[Labeled box records]
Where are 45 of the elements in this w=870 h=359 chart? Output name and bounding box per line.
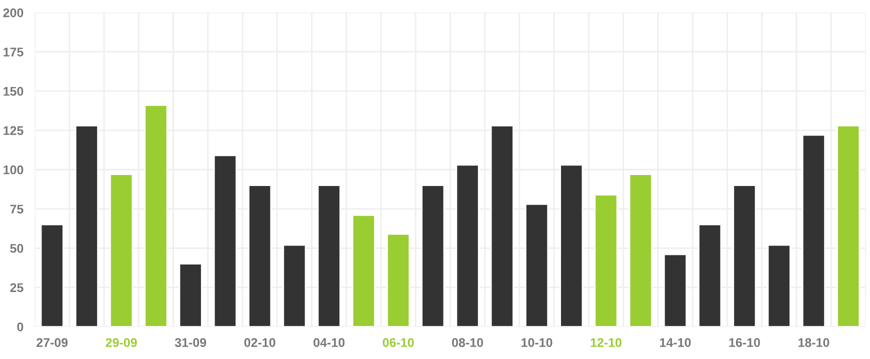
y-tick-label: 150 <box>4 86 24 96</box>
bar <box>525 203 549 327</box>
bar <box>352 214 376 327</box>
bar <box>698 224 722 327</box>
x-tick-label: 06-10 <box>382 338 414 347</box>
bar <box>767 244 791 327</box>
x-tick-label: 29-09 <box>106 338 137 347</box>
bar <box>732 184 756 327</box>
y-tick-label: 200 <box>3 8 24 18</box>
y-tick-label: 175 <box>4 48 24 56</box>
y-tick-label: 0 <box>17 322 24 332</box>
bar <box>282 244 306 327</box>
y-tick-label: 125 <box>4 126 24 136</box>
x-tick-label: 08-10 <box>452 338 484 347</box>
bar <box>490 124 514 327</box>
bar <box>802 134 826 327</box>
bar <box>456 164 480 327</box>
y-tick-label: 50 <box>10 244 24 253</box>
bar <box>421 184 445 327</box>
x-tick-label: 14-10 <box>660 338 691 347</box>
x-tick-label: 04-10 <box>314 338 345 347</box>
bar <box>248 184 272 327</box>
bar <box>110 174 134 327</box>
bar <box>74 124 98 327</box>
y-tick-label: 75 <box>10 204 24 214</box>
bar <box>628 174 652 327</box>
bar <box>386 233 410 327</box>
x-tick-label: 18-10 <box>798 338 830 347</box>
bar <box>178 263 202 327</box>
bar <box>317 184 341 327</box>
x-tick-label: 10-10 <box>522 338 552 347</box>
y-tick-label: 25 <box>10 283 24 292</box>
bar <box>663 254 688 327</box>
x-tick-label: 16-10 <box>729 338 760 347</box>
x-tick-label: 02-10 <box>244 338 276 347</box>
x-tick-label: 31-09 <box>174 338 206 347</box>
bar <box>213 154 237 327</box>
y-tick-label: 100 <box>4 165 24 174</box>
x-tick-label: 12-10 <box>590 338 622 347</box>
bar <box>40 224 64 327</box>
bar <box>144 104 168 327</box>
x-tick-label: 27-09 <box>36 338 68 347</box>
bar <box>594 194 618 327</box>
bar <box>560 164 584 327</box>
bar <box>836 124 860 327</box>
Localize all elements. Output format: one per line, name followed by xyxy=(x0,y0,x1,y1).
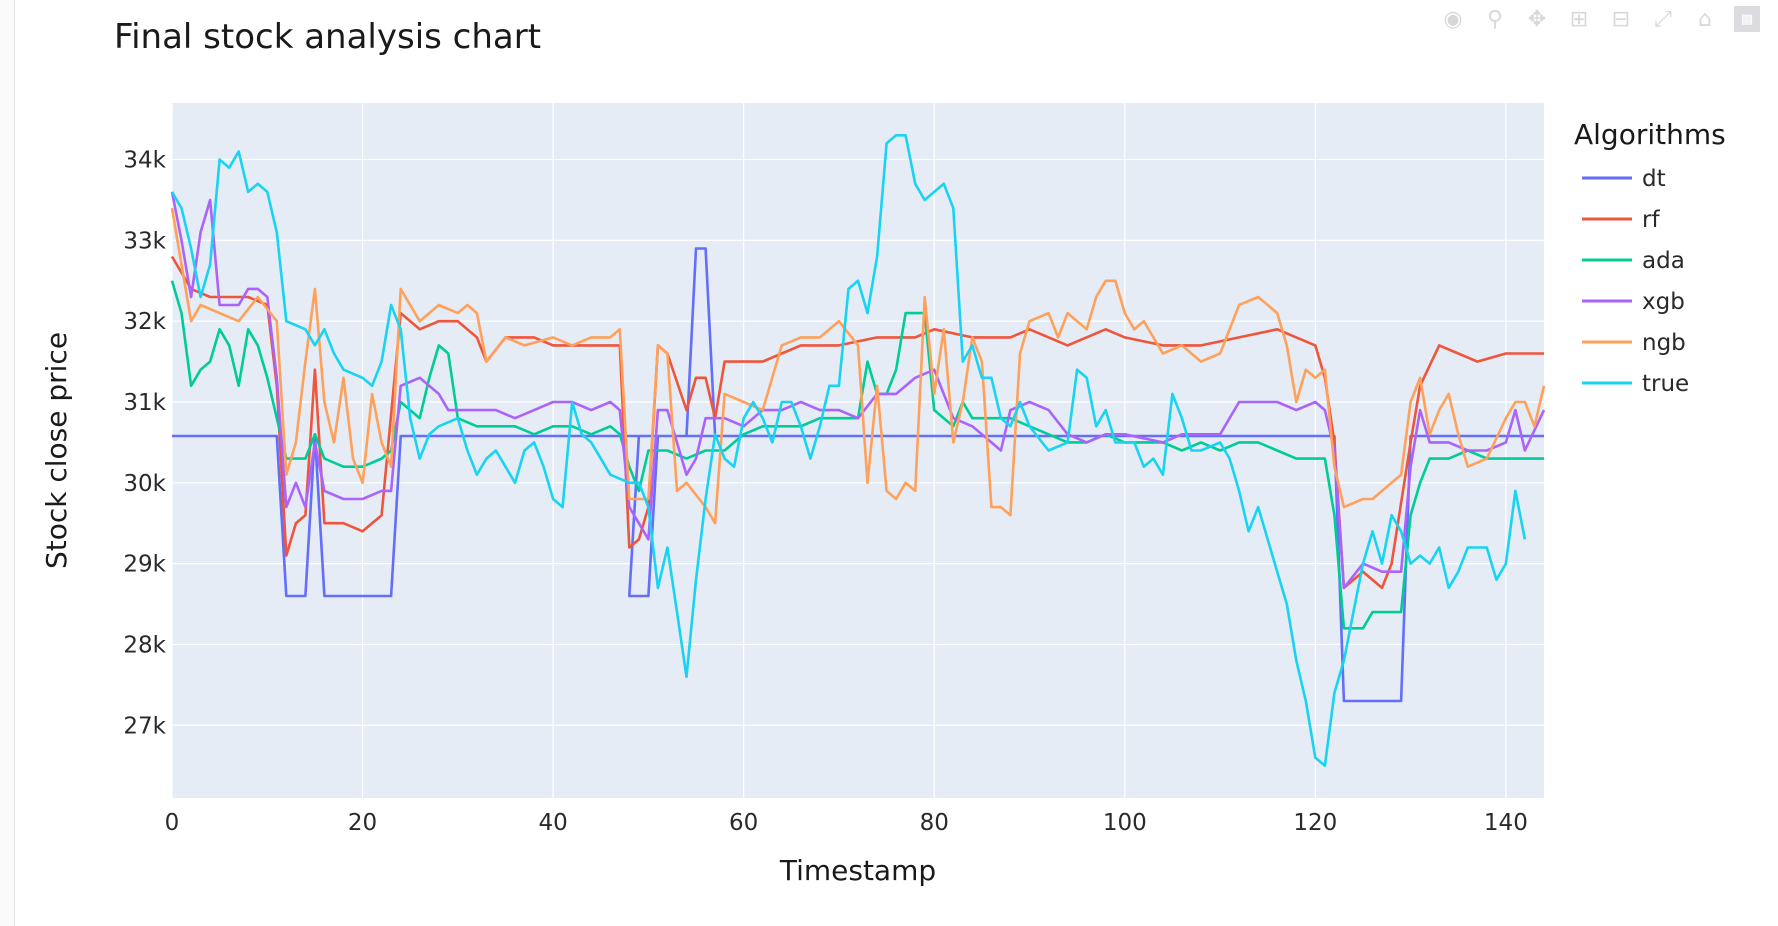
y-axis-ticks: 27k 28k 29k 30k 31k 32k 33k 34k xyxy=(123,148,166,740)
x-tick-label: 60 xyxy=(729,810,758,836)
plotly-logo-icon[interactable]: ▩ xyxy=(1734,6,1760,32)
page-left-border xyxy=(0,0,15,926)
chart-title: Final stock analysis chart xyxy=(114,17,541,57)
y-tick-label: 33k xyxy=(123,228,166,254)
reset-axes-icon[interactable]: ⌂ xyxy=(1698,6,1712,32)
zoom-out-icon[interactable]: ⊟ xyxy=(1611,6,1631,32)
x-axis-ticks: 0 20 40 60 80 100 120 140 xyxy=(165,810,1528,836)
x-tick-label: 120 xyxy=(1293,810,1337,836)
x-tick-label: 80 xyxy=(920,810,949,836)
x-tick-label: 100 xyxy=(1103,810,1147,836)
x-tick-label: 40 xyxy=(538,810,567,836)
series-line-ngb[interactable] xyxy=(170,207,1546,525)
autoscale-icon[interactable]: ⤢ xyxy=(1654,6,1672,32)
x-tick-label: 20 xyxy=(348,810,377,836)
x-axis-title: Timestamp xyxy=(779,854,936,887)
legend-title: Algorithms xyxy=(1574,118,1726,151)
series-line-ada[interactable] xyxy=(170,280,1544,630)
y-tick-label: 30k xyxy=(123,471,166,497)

▸ **Required task**
Copy every line of the entries above word for word, leaving out the pictures.

▸ **Output for this exercise**
Where are 45 of the elements in this w=870 h=359 chart? Output name and bounding box per line.
y-tick-label: 150 <box>4 86 24 96</box>
bar <box>525 203 549 327</box>
bar <box>352 214 376 327</box>
bar <box>698 224 722 327</box>
x-tick-label: 06-10 <box>382 338 414 347</box>
bar <box>767 244 791 327</box>
x-tick-label: 29-09 <box>106 338 137 347</box>
bar <box>732 184 756 327</box>
y-tick-label: 200 <box>3 8 24 18</box>
y-tick-label: 175 <box>4 48 24 56</box>
y-tick-label: 0 <box>17 322 24 332</box>
bar <box>282 244 306 327</box>
y-tick-label: 125 <box>4 126 24 136</box>
x-tick-label: 08-10 <box>452 338 484 347</box>
bar <box>490 124 514 327</box>
bar <box>802 134 826 327</box>
bar <box>456 164 480 327</box>
y-tick-label: 50 <box>10 244 24 253</box>
bar <box>421 184 445 327</box>
x-tick-label: 14-10 <box>660 338 691 347</box>
x-tick-label: 04-10 <box>314 338 345 347</box>
bar <box>248 184 272 327</box>
bar <box>110 174 134 327</box>
bar <box>74 124 98 327</box>
y-tick-label: 75 <box>10 204 24 214</box>
bar <box>628 174 652 327</box>
bar <box>386 233 410 327</box>
x-tick-label: 18-10 <box>798 338 830 347</box>
bar <box>178 263 202 327</box>
bar <box>317 184 341 327</box>
x-tick-label: 10-10 <box>522 338 552 347</box>
y-tick-label: 25 <box>10 283 24 292</box>
bar <box>663 254 688 327</box>
x-tick-label: 16-10 <box>729 338 760 347</box>
x-tick-label: 02-10 <box>244 338 276 347</box>
x-tick-label: 31-09 <box>174 338 206 347</box>
bar <box>213 154 237 327</box>
y-tick-label: 100 <box>4 165 24 174</box>
x-tick-label: 12-10 <box>590 338 622 347</box>
bar <box>40 224 64 327</box>
bar <box>144 104 168 327</box>
x-tick-label: 27-09 <box>36 338 68 347</box>
bar <box>594 194 618 327</box>
bar <box>560 164 584 327</box>
bar <box>836 124 860 327</box>
Localize all elements. Output format: one per line, name followed by xyxy=(x0,y0,x1,y1).
y-axis-ticks: 27k 28k 29k 30k 31k 32k 33k 34k xyxy=(123,148,166,740)
x-tick-label: 60 xyxy=(729,810,758,836)
plotly-logo-icon[interactable]: ▩ xyxy=(1734,6,1760,32)
page-left-border xyxy=(0,0,15,926)
chart-title: Final stock analysis chart xyxy=(114,17,541,57)
y-tick-label: 33k xyxy=(123,228,166,254)
reset-axes-icon[interactable]: ⌂ xyxy=(1698,6,1712,32)
zoom-out-icon[interactable]: ⊟ xyxy=(1611,6,1631,32)
x-axis-ticks: 0 20 40 60 80 100 120 140 xyxy=(165,810,1528,836)
x-tick-label: 120 xyxy=(1293,810,1337,836)
x-tick-label: 80 xyxy=(920,810,949,836)
x-tick-label: 100 xyxy=(1103,810,1147,836)
x-tick-label: 40 xyxy=(538,810,567,836)
series-line-ngb[interactable] xyxy=(170,207,1546,525)
autoscale-icon[interactable]: ⤢ xyxy=(1654,6,1672,32)
x-tick-label: 20 xyxy=(348,810,377,836)
x-axis-title: Timestamp xyxy=(779,854,936,887)
legend-title: Algorithms xyxy=(1574,118,1726,151)
series-line-ada[interactable] xyxy=(170,280,1544,630)
y-tick-label: 30k xyxy=(123,471,166,497)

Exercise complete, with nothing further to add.